■ **EXERCISE INSTRUCTIONS**
Pick every line from the data that holds the word "Starting".

■ **EXTRACTED ENTRIES**
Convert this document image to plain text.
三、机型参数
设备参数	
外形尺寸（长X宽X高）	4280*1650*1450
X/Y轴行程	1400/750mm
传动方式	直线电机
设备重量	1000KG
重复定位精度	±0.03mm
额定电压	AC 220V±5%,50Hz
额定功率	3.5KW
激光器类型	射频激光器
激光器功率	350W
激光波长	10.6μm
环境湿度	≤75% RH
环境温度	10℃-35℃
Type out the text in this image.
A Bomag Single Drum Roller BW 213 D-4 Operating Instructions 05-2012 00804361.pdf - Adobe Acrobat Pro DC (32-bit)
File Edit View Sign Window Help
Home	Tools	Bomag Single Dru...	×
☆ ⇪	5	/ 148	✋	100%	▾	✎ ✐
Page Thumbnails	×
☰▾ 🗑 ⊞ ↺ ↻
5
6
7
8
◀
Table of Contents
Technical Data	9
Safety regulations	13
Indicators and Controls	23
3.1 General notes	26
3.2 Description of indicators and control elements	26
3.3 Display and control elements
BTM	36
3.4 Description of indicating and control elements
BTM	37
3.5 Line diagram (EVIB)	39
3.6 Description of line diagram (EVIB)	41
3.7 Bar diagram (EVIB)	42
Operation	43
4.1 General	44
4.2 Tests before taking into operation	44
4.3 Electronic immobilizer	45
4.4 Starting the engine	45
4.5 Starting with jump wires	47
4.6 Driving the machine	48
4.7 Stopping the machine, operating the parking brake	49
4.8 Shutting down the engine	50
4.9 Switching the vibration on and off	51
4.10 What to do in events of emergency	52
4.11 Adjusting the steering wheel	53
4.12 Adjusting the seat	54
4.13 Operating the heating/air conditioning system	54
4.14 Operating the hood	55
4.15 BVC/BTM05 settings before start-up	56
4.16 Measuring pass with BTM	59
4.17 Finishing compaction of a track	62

■ **EXPECTED ANSWER**
4.4 Starting the engine	45
4.5 Starting with jump wires	47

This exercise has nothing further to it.